- [Exercise details] Give every entry again, word for word.

Data entries
Start

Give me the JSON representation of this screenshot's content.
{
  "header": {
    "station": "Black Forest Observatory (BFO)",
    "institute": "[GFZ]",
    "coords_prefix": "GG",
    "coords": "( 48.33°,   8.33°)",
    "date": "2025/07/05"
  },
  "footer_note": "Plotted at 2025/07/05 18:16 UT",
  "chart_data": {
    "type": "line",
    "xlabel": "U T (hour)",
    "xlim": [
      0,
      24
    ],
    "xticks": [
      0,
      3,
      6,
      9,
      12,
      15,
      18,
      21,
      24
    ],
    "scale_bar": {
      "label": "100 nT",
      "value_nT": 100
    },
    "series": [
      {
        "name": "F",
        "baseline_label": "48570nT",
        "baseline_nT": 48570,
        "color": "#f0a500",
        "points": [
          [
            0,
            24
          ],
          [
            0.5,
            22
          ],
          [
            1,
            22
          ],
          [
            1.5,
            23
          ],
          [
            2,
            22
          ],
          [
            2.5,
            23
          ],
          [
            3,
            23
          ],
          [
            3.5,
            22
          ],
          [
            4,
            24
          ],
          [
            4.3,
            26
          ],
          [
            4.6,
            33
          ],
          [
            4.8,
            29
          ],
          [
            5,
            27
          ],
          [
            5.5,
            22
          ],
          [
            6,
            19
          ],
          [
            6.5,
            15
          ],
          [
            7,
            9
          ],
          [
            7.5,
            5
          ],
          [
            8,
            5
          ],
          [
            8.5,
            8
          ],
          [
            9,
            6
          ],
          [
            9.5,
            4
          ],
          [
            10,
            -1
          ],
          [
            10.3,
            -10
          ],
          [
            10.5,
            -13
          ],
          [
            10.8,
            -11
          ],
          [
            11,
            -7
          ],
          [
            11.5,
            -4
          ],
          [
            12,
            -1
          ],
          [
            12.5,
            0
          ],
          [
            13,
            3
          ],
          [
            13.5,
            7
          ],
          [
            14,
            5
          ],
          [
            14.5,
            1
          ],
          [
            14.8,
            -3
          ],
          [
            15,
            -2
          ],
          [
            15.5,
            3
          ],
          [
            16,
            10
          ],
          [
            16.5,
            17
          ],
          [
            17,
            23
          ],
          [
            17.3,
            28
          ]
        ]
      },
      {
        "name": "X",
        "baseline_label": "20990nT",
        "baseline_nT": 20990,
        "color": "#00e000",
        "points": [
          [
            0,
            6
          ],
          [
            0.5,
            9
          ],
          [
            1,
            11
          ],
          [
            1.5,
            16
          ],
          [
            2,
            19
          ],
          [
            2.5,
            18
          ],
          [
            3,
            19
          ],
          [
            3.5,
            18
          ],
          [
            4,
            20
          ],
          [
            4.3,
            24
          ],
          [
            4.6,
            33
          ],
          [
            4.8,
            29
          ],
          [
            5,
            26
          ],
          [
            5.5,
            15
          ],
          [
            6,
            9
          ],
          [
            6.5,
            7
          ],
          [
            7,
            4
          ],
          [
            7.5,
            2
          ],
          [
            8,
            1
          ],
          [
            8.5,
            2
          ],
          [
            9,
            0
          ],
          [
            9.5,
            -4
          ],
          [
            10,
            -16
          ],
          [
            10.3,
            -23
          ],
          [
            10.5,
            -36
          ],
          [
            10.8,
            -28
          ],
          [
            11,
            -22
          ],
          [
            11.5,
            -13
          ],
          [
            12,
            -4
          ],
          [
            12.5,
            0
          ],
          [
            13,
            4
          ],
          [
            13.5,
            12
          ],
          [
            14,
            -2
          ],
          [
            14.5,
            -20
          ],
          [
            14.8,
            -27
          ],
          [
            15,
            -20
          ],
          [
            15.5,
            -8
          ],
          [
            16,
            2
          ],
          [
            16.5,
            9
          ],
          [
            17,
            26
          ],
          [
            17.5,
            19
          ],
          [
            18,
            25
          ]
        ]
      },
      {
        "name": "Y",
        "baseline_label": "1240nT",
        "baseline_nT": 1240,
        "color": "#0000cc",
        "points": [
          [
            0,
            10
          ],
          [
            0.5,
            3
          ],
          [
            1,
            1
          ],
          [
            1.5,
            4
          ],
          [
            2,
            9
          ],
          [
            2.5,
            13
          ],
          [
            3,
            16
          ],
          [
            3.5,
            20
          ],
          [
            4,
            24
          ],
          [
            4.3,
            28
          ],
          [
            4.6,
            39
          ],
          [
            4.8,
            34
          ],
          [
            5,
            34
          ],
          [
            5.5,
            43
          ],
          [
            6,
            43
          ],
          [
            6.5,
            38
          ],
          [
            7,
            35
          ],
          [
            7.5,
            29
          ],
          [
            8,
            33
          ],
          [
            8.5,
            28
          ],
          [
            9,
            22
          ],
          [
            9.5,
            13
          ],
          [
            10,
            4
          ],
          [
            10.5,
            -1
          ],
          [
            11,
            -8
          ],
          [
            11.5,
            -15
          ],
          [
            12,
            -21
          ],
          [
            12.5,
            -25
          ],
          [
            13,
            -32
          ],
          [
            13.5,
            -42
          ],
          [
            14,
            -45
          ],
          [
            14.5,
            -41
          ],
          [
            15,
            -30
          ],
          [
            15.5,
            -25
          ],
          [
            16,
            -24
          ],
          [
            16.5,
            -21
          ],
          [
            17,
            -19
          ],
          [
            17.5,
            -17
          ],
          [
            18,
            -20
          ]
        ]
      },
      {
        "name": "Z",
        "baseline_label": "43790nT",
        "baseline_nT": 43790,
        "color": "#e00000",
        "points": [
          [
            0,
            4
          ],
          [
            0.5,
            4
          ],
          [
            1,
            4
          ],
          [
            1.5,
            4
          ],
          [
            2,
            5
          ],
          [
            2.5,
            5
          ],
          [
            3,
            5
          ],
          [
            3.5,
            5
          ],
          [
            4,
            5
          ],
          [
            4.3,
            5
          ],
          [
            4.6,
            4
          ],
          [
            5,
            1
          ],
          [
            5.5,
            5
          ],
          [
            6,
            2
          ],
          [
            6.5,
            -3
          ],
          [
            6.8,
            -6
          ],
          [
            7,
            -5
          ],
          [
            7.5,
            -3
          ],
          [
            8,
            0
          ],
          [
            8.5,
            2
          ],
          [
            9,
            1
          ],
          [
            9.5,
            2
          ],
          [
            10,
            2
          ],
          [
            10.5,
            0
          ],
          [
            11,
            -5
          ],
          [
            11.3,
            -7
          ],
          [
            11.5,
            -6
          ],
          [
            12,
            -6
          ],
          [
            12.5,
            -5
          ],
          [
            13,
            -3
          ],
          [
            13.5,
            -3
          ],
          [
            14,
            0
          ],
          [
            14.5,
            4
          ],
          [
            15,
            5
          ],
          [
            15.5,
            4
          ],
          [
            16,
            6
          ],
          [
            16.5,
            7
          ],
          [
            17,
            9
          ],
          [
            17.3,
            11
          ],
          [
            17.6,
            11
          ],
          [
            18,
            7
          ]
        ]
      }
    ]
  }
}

End

- [Written solution]
Give me the JSON representation of this screenshot's content.
{
  "header": {
    "station": "Black Forest Observatory (BFO)",
    "institute": "[GFZ]",
    "coords_prefix": "GG",
    "coords": "( 48.33°,   8.33°)",
    "date": "2025/07/05"
  },
  "footer_note": "Plotted at 2025/07/05 18:16 UT",
  "chart_data": {
    "type": "line",
    "xlabel": "U T (hour)",
    "xlim": [
      0,
      24
    ],
    "xticks": [
      0,
      3,
      6,
      9,
      12,
      15,
      18,
      21,
      24
    ],
    "scale_bar": {
      "label": "100 nT",
      "value_nT": 100
    },
    "series": [
      {
        "name": "F",
        "baseline_label": "48570nT",
        "baseline_nT": 48570,
        "color": "#f0a500",
        "points": [
          [
            0,
            24
          ],
          [
            0.5,
            22
          ],
          [
            1,
            22
          ],
          [
            1.5,
            23
          ],
          [
            2,
            22
          ],
          [
            2.5,
            23
          ],
          [
            3,
            23
          ],
          [
            3.5,
            22
          ],
          [
            4,
            24
          ],
          [
            4.3,
            26
          ],
          [
            4.6,
            33
          ],
          [
            4.8,
            29
          ],
          [
            5,
            27
          ],
          [
            5.5,
            22
          ],
          [
            6,
            19
          ],
          [
            6.5,
            15
          ],
          [
            7,
            9
          ],
          [
            7.5,
            5
          ],
          [
            8,
            5
          ],
          [
            8.5,
            8
          ],
          [
            9,
            6
          ],
          [
            9.5,
            4
          ],
          [
            10,
            -1
          ],
          [
            10.3,
            -10
          ],
          [
            10.5,
            -13
          ],
          [
            10.8,
            -11
          ],
          [
            11,
            -7
          ],
          [
            11.5,
            -4
          ],
          [
            12,
            -1
          ],
          [
            12.5,
            0
          ],
          [
            13,
            3
          ],
          [
            13.5,
            7
          ],
          [
            14,
            5
          ],
          [
            14.5,
            1
          ],
          [
            14.8,
            -3
          ],
          [
            15,
            -2
          ],
          [
            15.5,
            3
          ],
          [
            16,
            10
          ],
          [
            16.5,
            17
          ],
          [
            17,
            23
          ],
          [
            17.3,
            28
          ]
        ]
      },
      {
        "name": "X",
        "baseline_label": "20990nT",
        "baseline_nT": 20990,
        "color": "#00e000",
        "points": [
          [
            0,
            6
          ],
          [
            0.5,
            9
          ],
          [
            1,
            11
          ],
          [
            1.5,
            16
          ],
          [
            2,
            19
          ],
          [
            2.5,
            18
          ],
          [
            3,
            19
          ],
          [
            3.5,
            18
          ],
          [
            4,
            20
          ],
          [
            4.3,
            24
          ],
          [
            4.6,
            33
          ],
          [
            4.8,
            29
          ],
          [
            5,
            26
          ],
          [
            5.5,
            15
          ],
          [
            6,
            9
          ],
          [
            6.5,
            7
          ],
          [
            7,
            4
          ],
          [
            7.5,
            2
          ],
          [
            8,
            1
          ],
          [
            8.5,
            2
          ],
          [
            9,
            0
          ],
          [
            9.5,
            -4
          ],
          [
            10,
            -16
          ],
          [
            10.3,
            -23
          ],
          [
            10.5,
            -36
          ],
          [
            10.8,
            -28
          ],
          [
            11,
            -22
          ],
          [
            11.5,
            -13
          ],
          [
            12,
            -4
          ],
          [
            12.5,
            0
          ],
          [
            13,
            4
          ],
          [
            13.5,
            12
          ],
          [
            14,
            -2
          ],
          [
            14.5,
            -20
          ],
          [
            14.8,
            -27
          ],
          [
            15,
            -20
          ],
          [
            15.5,
            -8
          ],
          [
            16,
            2
          ],
          [
            16.5,
            9
          ],
          [
            17,
            26
          ],
          [
            17.5,
            19
          ],
          [
            18,
            25
          ]
        ]
      },
      {
        "name": "Y",
        "baseline_label": "1240nT",
        "baseline_nT": 1240,
        "color": "#0000cc",
        "points": [
          [
            0,
            10
          ],
          [
            0.5,
            3
          ],
          [
            1,
            1
          ],
          [
            1.5,
            4
          ],
          [
            2,
            9
          ],
          [
            2.5,
            13
          ],
          [
            3,
            16
          ],
          [
            3.5,
            20
          ],
          [
            4,
            24
          ],
          [
            4.3,
            28
          ],
          [
            4.6,
            39
          ],
          [
            4.8,
            34
          ],
          [
            5,
            34
          ],
          [
            5.5,
            43
          ],
          [
            6,
            43
          ],
          [
            6.5,
            38
          ],
          [
            7,
            35
          ],
          [
            7.5,
            29
          ],
          [
            8,
            33
          ],
          [
            8.5,
            28
          ],
          [
            9,
            22
          ],
          [
            9.5,
            13
          ],
          [
            10,
            4
          ],
          [
            10.5,
            -1
          ],
          [
            11,
            -8
          ],
          [
            11.5,
            -15
          ],
          [
            12,
            -21
          ],
          [
            12.5,
            -25
          ],
          [
            13,
            -32
          ],
          [
            13.5,
            -42
          ],
          [
            14,
            -45
          ],
          [
            14.5,
            -41
          ],
          [
            15,
            -30
          ],
          [
            15.5,
            -25
          ],
          [
            16,
            -24
          ],
          [
            16.5,
            -21
          ],
          [
            17,
            -19
          ],
          [
            17.5,
            -17
          ],
          [
            18,
            -20
          ]
        ]
      },
      {
        "name": "Z",
        "baseline_label": "43790nT",
        "baseline_nT": 43790,
        "color": "#e00000",
        "points": [
          [
            0,
            4
          ],
          [
            0.5,
            4
          ],
          [
            1,
            4
          ],
          [
            1.5,
            4
          ],
          [
            2,
            5
          ],
          [
            2.5,
            5
          ],
          [
            3,
            5
          ],
          [
            3.5,
            5
          ],
          [
            4,
            5
          ],
          [
            4.3,
            5
          ],
          [
            4.6,
            4
          ],
          [
            5,
            1
          ],
          [
            5.5,
            5
          ],
          [
            6,
            2
          ],
          [
            6.5,
            -3
          ],
          [
            6.8,
            -6
          ],
          [
            7,
            -5
          ],
          [
            7.5,
            -3
          ],
          [
            8,
            0
          ],
          [
            8.5,
            2
          ],
          [
            9,
            1
          ],
          [
            9.5,
            2
          ],
          [
            10,
            2
          ],
          [
            10.5,
            0
          ],
          [
            11,
            -5
          ],
          [
            11.3,
            -7
          ],
          [
            11.5,
            -6
          ],
          [
            12,
            -6
          ],
          [
            12.5,
            -5
          ],
          [
            13,
            -3
          ],
          [
            13.5,
            -3
          ],
          [
            14,
            0
          ],
          [
            14.5,
            4
          ],
          [
            15,
            5
          ],
          [
            15.5,
            4
          ],
          [
            16,
            6
          ],
          [
            16.5,
            7
          ],
          [
            17,
            9
          ],
          [
            17.3,
            11
          ],
          [
            17.6,
            11
          ],
          [
            18,
            7
          ]
        ]
      }
    ]
  }
}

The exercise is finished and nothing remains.